- [WHAT YOU NEED TO DO] All records below must be retyped exactly.

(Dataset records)
========
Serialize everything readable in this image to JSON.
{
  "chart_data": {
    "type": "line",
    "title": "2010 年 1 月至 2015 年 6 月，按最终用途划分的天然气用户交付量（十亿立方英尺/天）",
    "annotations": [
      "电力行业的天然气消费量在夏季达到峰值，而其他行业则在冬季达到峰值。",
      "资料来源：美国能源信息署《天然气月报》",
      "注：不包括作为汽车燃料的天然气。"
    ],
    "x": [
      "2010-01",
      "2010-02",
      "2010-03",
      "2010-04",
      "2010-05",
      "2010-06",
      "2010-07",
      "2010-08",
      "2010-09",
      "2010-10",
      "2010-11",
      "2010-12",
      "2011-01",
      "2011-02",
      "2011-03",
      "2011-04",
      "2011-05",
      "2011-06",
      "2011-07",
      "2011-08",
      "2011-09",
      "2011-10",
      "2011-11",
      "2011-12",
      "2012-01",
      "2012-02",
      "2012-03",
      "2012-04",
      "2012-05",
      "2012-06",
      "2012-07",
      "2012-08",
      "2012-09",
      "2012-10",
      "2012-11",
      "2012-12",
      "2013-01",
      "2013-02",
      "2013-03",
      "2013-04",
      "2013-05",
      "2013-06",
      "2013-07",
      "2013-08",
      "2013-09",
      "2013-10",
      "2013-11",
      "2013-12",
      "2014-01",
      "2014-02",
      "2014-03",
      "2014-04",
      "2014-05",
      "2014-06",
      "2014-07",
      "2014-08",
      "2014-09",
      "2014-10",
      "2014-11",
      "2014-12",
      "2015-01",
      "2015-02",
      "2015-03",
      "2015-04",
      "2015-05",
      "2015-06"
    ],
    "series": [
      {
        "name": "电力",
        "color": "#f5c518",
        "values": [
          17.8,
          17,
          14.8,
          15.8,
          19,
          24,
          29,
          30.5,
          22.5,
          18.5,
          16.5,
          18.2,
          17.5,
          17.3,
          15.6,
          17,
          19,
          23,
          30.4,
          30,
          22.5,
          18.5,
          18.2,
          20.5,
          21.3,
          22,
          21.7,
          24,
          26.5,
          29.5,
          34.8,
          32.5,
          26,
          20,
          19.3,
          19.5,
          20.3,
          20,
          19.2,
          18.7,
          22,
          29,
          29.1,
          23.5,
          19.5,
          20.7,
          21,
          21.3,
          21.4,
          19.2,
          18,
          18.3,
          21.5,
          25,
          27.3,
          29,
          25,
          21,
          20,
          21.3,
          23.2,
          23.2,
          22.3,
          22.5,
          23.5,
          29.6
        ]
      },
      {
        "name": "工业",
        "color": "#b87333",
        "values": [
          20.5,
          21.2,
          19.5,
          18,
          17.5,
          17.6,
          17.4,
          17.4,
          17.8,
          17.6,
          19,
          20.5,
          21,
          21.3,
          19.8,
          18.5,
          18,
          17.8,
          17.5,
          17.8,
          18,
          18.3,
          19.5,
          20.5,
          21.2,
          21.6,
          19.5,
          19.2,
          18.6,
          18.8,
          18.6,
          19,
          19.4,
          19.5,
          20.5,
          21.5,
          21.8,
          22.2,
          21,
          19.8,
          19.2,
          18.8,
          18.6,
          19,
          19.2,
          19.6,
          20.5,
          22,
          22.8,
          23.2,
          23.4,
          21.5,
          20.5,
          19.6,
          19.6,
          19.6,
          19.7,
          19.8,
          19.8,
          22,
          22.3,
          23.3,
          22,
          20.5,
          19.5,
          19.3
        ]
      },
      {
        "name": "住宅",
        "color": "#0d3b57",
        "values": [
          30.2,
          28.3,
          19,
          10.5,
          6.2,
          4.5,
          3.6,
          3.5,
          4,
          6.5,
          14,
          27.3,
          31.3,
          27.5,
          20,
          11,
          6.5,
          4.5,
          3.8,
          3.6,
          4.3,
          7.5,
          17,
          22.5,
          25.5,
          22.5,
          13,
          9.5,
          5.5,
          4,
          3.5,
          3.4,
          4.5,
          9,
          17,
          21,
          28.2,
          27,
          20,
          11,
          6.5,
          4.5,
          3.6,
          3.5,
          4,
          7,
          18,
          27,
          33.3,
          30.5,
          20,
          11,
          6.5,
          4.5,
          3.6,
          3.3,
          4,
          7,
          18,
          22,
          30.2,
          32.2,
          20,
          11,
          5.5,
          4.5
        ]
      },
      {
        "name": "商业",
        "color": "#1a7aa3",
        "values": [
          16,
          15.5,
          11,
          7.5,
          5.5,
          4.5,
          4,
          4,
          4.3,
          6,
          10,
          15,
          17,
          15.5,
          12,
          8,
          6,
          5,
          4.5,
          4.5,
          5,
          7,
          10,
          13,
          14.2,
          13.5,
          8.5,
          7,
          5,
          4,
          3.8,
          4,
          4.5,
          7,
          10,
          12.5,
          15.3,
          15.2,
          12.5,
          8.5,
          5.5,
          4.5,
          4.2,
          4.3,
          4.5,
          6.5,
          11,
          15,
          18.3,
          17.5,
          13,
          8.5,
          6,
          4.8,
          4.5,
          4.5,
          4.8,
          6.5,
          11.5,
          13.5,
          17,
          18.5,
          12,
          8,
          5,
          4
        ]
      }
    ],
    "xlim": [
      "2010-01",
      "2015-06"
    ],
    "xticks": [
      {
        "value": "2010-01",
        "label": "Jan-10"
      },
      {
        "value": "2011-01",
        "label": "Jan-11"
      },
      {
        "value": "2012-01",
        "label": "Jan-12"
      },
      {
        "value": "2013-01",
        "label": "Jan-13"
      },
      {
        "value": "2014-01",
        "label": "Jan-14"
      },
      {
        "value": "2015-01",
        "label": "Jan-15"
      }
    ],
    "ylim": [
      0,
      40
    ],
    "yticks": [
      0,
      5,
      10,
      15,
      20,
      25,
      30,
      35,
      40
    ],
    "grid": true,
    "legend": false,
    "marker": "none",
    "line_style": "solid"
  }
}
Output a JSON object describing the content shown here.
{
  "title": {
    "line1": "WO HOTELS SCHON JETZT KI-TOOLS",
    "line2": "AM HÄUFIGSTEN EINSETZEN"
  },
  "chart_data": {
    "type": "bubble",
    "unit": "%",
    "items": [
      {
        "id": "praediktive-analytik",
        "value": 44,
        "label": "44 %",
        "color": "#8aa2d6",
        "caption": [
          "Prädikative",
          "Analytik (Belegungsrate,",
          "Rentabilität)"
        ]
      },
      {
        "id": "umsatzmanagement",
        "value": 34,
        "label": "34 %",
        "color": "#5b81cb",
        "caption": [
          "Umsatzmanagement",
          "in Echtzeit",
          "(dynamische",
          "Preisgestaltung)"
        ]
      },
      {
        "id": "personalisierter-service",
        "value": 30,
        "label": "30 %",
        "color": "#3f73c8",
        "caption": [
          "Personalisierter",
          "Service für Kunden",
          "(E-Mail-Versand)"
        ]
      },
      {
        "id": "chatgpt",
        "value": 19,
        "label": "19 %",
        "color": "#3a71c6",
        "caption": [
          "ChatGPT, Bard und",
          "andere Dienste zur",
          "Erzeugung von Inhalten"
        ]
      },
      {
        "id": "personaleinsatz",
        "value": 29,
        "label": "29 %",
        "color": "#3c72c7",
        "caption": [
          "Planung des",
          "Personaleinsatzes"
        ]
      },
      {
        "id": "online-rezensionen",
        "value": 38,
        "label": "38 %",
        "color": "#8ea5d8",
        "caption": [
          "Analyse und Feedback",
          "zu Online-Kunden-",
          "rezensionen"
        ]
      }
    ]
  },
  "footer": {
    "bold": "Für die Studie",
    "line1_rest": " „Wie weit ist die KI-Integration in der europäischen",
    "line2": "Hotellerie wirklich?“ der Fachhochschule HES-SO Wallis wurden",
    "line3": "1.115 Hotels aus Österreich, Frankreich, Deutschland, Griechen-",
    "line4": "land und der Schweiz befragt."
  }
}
========
- [WRITTEN SOLUTION]
Serialize everything readable in this image to JSON.
{
  "chart_data": {
    "type": "line",
    "title": "2010 年 1 月至 2015 年 6 月，按最终用途划分的天然气用户交付量（十亿立方英尺/天）",
    "annotations": [
      "电力行业的天然气消费量在夏季达到峰值，而其他行业则在冬季达到峰值。",
      "资料来源：美国能源信息署《天然气月报》",
      "注：不包括作为汽车燃料的天然气。"
    ],
    "x": [
      "2010-01",
      "2010-02",
      "2010-03",
      "2010-04",
      "2010-05",
      "2010-06",
      "2010-07",
      "2010-08",
      "2010-09",
      "2010-10",
      "2010-11",
      "2010-12",
      "2011-01",
      "2011-02",
      "2011-03",
      "2011-04",
      "2011-05",
      "2011-06",
      "2011-07",
      "2011-08",
      "2011-09",
      "2011-10",
      "2011-11",
      "2011-12",
      "2012-01",
      "2012-02",
      "2012-03",
      "2012-04",
      "2012-05",
      "2012-06",
      "2012-07",
      "2012-08",
      "2012-09",
      "2012-10",
      "2012-11",
      "2012-12",
      "2013-01",
      "2013-02",
      "2013-03",
      "2013-04",
      "2013-05",
      "2013-06",
      "2013-07",
      "2013-08",
      "2013-09",
      "2013-10",
      "2013-11",
      "2013-12",
      "2014-01",
      "2014-02",
      "2014-03",
      "2014-04",
      "2014-05",
      "2014-06",
      "2014-07",
      "2014-08",
      "2014-09",
      "2014-10",
      "2014-11",
      "2014-12",
      "2015-01",
      "2015-02",
      "2015-03",
      "2015-04",
      "2015-05",
      "2015-06"
    ],
    "series": [
      {
        "name": "电力",
        "color": "#f5c518",
        "values": [
          17.8,
          17,
          14.8,
          15.8,
          19,
          24,
          29,
          30.5,
          22.5,
          18.5,
          16.5,
          18.2,
          17.5,
          17.3,
          15.6,
          17,
          19,
          23,
          30.4,
          30,
          22.5,
          18.5,
          18.2,
          20.5,
          21.3,
          22,
          21.7,
          24,
          26.5,
          29.5,
          34.8,
          32.5,
          26,
          20,
          19.3,
          19.5,
          20.3,
          20,
          19.2,
          18.7,
          22,
          29,
          29.1,
          23.5,
          19.5,
          20.7,
          21,
          21.3,
          21.4,
          19.2,
          18,
          18.3,
          21.5,
          25,
          27.3,
          29,
          25,
          21,
          20,
          21.3,
          23.2,
          23.2,
          22.3,
          22.5,
          23.5,
          29.6
        ]
      },
      {
        "name": "工业",
        "color": "#b87333",
        "values": [
          20.5,
          21.2,
          19.5,
          18,
          17.5,
          17.6,
          17.4,
          17.4,
          17.8,
          17.6,
          19,
          20.5,
          21,
          21.3,
          19.8,
          18.5,
          18,
          17.8,
          17.5,
          17.8,
          18,
          18.3,
          19.5,
          20.5,
          21.2,
          21.6,
          19.5,
          19.2,
          18.6,
          18.8,
          18.6,
          19,
          19.4,
          19.5,
          20.5,
          21.5,
          21.8,
          22.2,
          21,
          19.8,
          19.2,
          18.8,
          18.6,
          19,
          19.2,
          19.6,
          20.5,
          22,
          22.8,
          23.2,
          23.4,
          21.5,
          20.5,
          19.6,
          19.6,
          19.6,
          19.7,
          19.8,
          19.8,
          22,
          22.3,
          23.3,
          22,
          20.5,
          19.5,
          19.3
        ]
      },
      {
        "name": "住宅",
        "color": "#0d3b57",
        "values": [
          30.2,
          28.3,
          19,
          10.5,
          6.2,
          4.5,
          3.6,
          3.5,
          4,
          6.5,
          14,
          27.3,
          31.3,
          27.5,
          20,
          11,
          6.5,
          4.5,
          3.8,
          3.6,
          4.3,
          7.5,
          17,
          22.5,
          25.5,
          22.5,
          13,
          9.5,
          5.5,
          4,
          3.5,
          3.4,
          4.5,
          9,
          17,
          21,
          28.2,
          27,
          20,
          11,
          6.5,
          4.5,
          3.6,
          3.5,
          4,
          7,
          18,
          27,
          33.3,
          30.5,
          20,
          11,
          6.5,
          4.5,
          3.6,
          3.3,
          4,
          7,
          18,
          22,
          30.2,
          32.2,
          20,
          11,
          5.5,
          4.5
        ]
      },
      {
        "name": "商业",
        "color": "#1a7aa3",
        "values": [
          16,
          15.5,
          11,
          7.5,
          5.5,
          4.5,
          4,
          4,
          4.3,
          6,
          10,
          15,
          17,
          15.5,
          12,
          8,
          6,
          5,
          4.5,
          4.5,
          5,
          7,
          10,
          13,
          14.2,
          13.5,
          8.5,
          7,
          5,
          4,
          3.8,
          4,
          4.5,
          7,
          10,
          12.5,
          15.3,
          15.2,
          12.5,
          8.5,
          5.5,
          4.5,
          4.2,
          4.3,
          4.5,
          6.5,
          11,
          15,
          18.3,
          17.5,
          13,
          8.5,
          6,
          4.8,
          4.5,
          4.5,
          4.8,
          6.5,
          11.5,
          13.5,
          17,
          18.5,
          12,
          8,
          5,
          4
        ]
      }
    ],
    "xlim": [
      "2010-01",
      "2015-06"
    ],
    "xticks": [
      {
        "value": "2010-01",
        "label": "Jan-10"
      },
      {
        "value": "2011-01",
        "label": "Jan-11"
      },
      {
        "value": "2012-01",
        "label": "Jan-12"
      },
      {
        "value": "2013-01",
        "label": "Jan-13"
      },
      {
        "value": "2014-01",
        "label": "Jan-14"
      },
      {
        "value": "2015-01",
        "label": "Jan-15"
      }
    ],
    "ylim": [
      0,
      40
    ],
    "yticks": [
      0,
      5,
      10,
      15,
      20,
      25,
      30,
      35,
      40
    ],
    "grid": true,
    "legend": false,
    "marker": "none",
    "line_style": "solid"
  }
}
Output a JSON object describing the content shown here.
{
  "title": {
    "line1": "WO HOTELS SCHON JETZT KI-TOOLS",
    "line2": "AM HÄUFIGSTEN EINSETZEN"
  },
  "chart_data": {
    "type": "bubble",
    "unit": "%",
    "items": [
      {
        "id": "praediktive-analytik",
        "value": 44,
        "label": "44 %",
        "color": "#8aa2d6",
        "caption": [
          "Prädikative",
          "Analytik (Belegungsrate,",
          "Rentabilität)"
        ]
      },
      {
        "id": "umsatzmanagement",
        "value": 34,
        "label": "34 %",
        "color": "#5b81cb",
        "caption": [
          "Umsatzmanagement",
          "in Echtzeit",
          "(dynamische",
          "Preisgestaltung)"
        ]
      },
      {
        "id": "personalisierter-service",
        "value": 30,
        "label": "30 %",
        "color": "#3f73c8",
        "caption": [
          "Personalisierter",
          "Service für Kunden",
          "(E-Mail-Versand)"
        ]
      },
      {
        "id": "chatgpt",
        "value": 19,
        "label": "19 %",
        "color": "#3a71c6",
        "caption": [
          "ChatGPT, Bard und",
          "andere Dienste zur",
          "Erzeugung von Inhalten"
        ]
      },
      {
        "id": "personaleinsatz",
        "value": 29,
        "label": "29 %",
        "color": "#3c72c7",
        "caption": [
          "Planung des",
          "Personaleinsatzes"
        ]
      },
      {
        "id": "online-rezensionen",
        "value": 38,
        "label": "38 %",
        "color": "#8ea5d8",
        "caption": [
          "Analyse und Feedback",
          "zu Online-Kunden-",
          "rezensionen"
        ]
      }
    ]
  },
  "footer": {
    "bold": "Für die Studie",
    "line1_rest": " „Wie weit ist die KI-Integration in der europäischen",
    "line2": "Hotellerie wirklich?“ der Fachhochschule HES-SO Wallis wurden",
    "line3": "1.115 Hotels aus Österreich, Frankreich, Deutschland, Griechen-",
    "line4": "land und der Schweiz befragt."
  }
}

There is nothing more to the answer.